Records follow. Copy every line with "下列加点字的注音正确的一项是".

## begin

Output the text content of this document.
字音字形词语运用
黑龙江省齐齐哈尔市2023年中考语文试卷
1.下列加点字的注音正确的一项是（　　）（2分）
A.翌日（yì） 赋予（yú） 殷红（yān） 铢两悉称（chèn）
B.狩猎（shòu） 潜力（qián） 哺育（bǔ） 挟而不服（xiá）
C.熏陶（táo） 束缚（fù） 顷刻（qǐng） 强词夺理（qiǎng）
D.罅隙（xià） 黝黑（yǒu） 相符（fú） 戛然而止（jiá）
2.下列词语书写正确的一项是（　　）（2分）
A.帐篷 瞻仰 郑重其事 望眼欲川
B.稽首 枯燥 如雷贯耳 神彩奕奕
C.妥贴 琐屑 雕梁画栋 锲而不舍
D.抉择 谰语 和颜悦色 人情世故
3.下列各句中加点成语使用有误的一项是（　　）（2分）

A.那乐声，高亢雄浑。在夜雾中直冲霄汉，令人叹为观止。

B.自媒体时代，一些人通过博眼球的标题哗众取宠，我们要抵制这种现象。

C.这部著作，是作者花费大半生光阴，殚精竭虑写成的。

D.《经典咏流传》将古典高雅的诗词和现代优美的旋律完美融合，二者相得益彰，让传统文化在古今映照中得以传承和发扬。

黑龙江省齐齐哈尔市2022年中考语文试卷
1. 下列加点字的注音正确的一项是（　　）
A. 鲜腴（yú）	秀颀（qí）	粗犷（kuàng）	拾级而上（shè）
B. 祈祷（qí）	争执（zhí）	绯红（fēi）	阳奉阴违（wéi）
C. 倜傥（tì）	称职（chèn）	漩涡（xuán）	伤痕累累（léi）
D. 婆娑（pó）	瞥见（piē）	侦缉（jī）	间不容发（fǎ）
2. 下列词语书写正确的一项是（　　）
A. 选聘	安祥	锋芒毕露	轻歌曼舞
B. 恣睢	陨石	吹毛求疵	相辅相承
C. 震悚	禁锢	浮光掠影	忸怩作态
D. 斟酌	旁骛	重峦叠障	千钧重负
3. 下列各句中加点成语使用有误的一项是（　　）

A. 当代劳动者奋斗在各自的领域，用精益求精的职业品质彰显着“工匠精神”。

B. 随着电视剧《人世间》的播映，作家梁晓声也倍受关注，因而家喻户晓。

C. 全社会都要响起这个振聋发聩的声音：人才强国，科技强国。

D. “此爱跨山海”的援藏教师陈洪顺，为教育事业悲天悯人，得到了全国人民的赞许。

## end
## begin

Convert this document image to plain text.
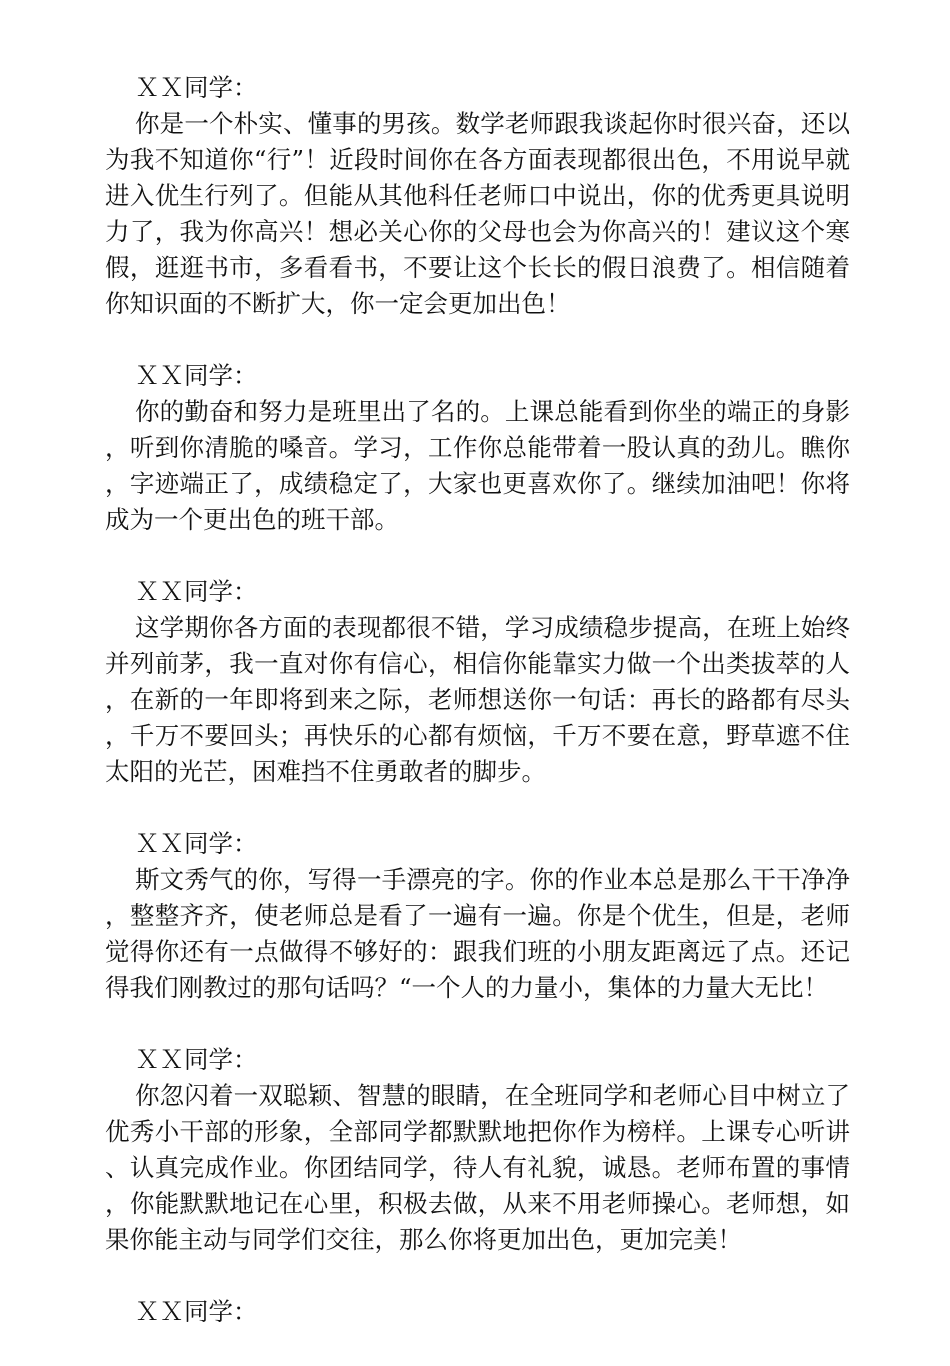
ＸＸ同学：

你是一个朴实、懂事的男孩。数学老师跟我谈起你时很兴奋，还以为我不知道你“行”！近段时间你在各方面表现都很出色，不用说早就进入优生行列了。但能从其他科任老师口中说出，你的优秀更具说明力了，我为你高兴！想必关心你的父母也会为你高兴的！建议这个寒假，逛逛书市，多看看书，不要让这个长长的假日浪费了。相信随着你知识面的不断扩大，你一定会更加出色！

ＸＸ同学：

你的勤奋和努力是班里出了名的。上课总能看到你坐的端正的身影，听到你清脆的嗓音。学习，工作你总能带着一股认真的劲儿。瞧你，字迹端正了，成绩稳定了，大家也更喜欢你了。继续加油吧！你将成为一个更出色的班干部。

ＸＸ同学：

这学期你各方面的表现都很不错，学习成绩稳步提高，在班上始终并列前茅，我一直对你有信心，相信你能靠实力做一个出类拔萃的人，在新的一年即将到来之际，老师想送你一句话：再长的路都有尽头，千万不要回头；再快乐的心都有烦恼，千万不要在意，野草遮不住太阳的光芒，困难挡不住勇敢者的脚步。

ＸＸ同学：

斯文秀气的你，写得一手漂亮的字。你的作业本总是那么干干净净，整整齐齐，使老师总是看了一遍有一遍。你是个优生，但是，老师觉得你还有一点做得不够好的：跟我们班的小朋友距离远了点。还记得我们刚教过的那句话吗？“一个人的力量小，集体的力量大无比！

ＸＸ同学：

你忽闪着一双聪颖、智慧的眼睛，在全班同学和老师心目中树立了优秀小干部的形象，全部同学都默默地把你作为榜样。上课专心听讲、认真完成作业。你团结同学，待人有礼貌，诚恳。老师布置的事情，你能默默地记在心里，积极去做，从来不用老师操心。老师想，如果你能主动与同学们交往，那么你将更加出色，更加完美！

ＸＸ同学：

## end
## begin

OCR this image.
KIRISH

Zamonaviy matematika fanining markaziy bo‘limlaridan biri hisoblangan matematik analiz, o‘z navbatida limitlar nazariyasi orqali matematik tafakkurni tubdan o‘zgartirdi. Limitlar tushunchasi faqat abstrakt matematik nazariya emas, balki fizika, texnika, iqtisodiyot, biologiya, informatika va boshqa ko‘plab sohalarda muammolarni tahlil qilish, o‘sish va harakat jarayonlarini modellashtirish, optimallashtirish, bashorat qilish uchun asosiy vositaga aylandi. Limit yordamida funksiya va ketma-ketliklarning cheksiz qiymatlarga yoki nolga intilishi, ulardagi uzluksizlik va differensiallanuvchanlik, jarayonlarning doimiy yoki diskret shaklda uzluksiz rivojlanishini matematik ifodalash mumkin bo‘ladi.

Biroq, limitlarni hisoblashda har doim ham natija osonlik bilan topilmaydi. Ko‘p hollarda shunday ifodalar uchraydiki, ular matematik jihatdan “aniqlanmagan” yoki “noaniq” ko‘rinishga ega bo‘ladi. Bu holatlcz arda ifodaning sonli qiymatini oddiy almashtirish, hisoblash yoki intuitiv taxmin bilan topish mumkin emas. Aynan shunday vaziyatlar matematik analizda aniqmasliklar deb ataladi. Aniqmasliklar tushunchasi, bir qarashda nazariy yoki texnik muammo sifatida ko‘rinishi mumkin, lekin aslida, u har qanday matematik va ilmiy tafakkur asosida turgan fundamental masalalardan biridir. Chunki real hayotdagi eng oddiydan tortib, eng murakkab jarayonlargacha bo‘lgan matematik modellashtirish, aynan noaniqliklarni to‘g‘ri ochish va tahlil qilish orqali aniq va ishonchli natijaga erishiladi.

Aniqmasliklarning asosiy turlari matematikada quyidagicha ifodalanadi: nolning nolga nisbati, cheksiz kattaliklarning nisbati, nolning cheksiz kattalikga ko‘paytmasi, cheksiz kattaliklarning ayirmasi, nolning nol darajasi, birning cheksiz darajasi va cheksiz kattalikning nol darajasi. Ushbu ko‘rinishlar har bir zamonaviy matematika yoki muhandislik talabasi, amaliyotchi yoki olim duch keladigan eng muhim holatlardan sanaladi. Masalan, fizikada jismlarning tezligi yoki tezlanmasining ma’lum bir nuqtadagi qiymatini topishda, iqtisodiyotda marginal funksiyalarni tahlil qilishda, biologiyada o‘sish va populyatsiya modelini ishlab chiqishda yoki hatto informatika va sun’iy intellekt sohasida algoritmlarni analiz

## end

* [Final result]:
1.下列加点字的注音正确的一项是（　　）（2分）
1. 下列加点字的注音正确的一项是（　　）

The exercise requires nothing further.